◆ Short task ◆
Each line should be copied exactly.

◆ Supplied records ◆

———

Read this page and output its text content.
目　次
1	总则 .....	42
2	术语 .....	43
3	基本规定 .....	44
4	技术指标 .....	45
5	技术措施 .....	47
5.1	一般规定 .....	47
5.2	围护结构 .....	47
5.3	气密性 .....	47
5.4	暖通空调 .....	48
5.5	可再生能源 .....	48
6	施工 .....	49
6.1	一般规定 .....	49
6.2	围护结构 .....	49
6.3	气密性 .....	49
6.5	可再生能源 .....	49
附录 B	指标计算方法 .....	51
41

———

◆ Written response ◆
Read this page and output its text content.
目　次
1	总则 .....	42
2	术语 .....	43
3	基本规定 .....	44
4	技术指标 .....	45
5	技术措施 .....	47
5.1	一般规定 .....	47
5.2	围护结构 .....	47
5.3	气密性 .....	47
5.4	暖通空调 .....	48
5.5	可再生能源 .....	48
6	施工 .....	49
6.1	一般规定 .....	49
6.2	围护结构 .....	49
6.3	气密性 .....	49
6.5	可再生能源 .....	49
附录 B	指标计算方法 .....	51
41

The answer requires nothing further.